> _Set exercise A_: Duplicate the passage of the vacuum dust-extraction thread between "Like Brian I" and "a rich man/woman.", inclusive.
> _Set exercise B_: List every YouTube link that appears in the vacuum dust-extraction thread.

> _Extract_:
********
John Brown":1ofp3yip said:


> I don't understand how it works if there are no filters.



Watch this YouTube clip and at 1 min 53sec it will show you the inside of the bucket. There is no real filter, just a dust cloth. In the second YouTube clip at 5min 30sec it shows you someone sucking up a big puddle from the back of his car !

https://www.youtube.com/watch?v=ggQnMAvLOUk

https://www.youtube.com/watch?v=jvZz9zFtu5U


----------



## Buffalo Chas (4 Nov 2016)

Can you explain how to connect the PC power supply to the vac please Novocaine. 
Like Brian I will probably go for the 120w option.

Charley.


----------



## Claymore (4 Nov 2016)

I ordered a 120w one today and will then experiment with fittings etc, if it isn't upto the job then its ok for the car so nothing lost at that price.
There is definitely a market for a very quiet/powerful/compact dust extractor/vacuum cleaner for use on scroll saws and it seems it would be very low tech but so far no'one sells one.... have you seen the Scroll-Nado videos on youtube (see here https://www.youtube.com/watch?v=L9S4DxHiVhY) it seems a bit of a faff sticking pipes all over? surely there is a simpler design or maybe it will need us scroll saw users to invent one? if you designed one that worked well you could be a rich man/woman.
I will be interested to see how good the dust extraction is on my new EX30 when it arrives next week as it apparently has a clear plastic doodah under the series of holes on the table linked to a 65mm extraction port so the dust drops down the holes and is sucked away.
********
Region and label listings:

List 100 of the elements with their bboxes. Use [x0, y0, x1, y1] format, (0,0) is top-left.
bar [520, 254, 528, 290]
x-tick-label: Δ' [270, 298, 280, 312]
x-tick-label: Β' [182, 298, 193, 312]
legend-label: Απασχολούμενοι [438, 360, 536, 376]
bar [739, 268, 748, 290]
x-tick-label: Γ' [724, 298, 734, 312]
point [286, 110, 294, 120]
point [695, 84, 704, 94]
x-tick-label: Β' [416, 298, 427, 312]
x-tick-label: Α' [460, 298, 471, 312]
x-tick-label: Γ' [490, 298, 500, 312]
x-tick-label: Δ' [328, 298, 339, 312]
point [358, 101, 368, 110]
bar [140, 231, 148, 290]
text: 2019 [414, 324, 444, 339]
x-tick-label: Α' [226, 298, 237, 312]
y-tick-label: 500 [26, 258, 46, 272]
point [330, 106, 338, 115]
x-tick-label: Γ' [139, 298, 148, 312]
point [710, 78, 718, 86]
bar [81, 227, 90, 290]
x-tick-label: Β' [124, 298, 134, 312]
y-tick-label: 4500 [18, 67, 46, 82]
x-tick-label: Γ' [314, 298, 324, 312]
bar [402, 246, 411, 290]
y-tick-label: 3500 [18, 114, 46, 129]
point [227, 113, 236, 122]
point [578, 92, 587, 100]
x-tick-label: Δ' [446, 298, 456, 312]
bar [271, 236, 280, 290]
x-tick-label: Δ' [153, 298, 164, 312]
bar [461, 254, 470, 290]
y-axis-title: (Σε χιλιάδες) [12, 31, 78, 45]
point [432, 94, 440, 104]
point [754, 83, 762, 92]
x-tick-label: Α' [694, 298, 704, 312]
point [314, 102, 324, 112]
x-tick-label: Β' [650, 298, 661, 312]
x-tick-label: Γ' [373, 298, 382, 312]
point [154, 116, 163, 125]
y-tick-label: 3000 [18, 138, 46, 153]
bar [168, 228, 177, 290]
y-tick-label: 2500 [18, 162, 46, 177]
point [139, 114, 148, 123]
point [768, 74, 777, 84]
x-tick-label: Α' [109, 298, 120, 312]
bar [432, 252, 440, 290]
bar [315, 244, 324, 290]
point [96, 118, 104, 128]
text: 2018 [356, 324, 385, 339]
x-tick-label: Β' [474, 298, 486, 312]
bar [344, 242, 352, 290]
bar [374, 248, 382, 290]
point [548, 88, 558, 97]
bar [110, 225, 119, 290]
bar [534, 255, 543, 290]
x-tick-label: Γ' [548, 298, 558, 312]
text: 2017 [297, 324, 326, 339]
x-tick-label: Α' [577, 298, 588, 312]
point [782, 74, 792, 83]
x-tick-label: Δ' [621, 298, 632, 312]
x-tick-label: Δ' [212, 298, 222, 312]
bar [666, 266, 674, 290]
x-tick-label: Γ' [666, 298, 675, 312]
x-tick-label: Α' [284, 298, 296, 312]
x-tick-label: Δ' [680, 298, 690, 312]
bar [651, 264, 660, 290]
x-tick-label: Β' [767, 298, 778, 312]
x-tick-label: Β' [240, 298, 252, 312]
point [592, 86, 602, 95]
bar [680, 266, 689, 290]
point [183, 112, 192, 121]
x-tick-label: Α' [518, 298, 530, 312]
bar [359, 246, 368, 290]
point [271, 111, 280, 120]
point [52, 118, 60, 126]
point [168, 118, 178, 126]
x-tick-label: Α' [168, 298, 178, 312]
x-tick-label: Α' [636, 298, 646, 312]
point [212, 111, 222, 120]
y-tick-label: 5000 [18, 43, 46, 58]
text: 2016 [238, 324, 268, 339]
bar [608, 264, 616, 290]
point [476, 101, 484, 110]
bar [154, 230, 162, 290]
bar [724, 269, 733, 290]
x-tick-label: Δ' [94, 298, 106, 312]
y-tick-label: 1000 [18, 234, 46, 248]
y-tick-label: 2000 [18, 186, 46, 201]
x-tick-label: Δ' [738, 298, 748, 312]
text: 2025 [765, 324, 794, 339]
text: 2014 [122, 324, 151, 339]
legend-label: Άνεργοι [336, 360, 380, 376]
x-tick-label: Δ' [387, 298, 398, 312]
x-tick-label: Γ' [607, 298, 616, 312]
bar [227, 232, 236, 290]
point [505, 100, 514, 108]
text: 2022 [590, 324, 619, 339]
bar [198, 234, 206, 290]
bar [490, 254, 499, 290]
********
> _Exercise result A_:
Like Brian I will probably go for the 120w option.

Charley.


----------



## Claymore (4 Nov 2016)

I ordered a 120w one today and will then experiment with fittings etc, if it isn't upto the job then its ok for the car so nothing lost at that price.
There is definitely a market for a very quiet/powerful/compact dust extractor/vacuum cleaner for use on scroll saws and it seems it would be very low tech but so far no'one sells one.... have you seen the Scroll-Nado videos on youtube (see here https://www.youtube.com/watch?v=L9S4DxHiVhY) it seems a bit of a faff sticking pipes all over? surely there is a simpler design or maybe it will need us scroll saw users to invent one? if you designed one that worked well you could be a rich man/woman.

> _Exercise result B_:
https://www.youtube.com/watch?v=ggQnMAvLOUk
https://www.youtube.com/watch?v=jvZz9zFtu5U
https://www.youtube.com/watch?v=L9S4DxHiVhY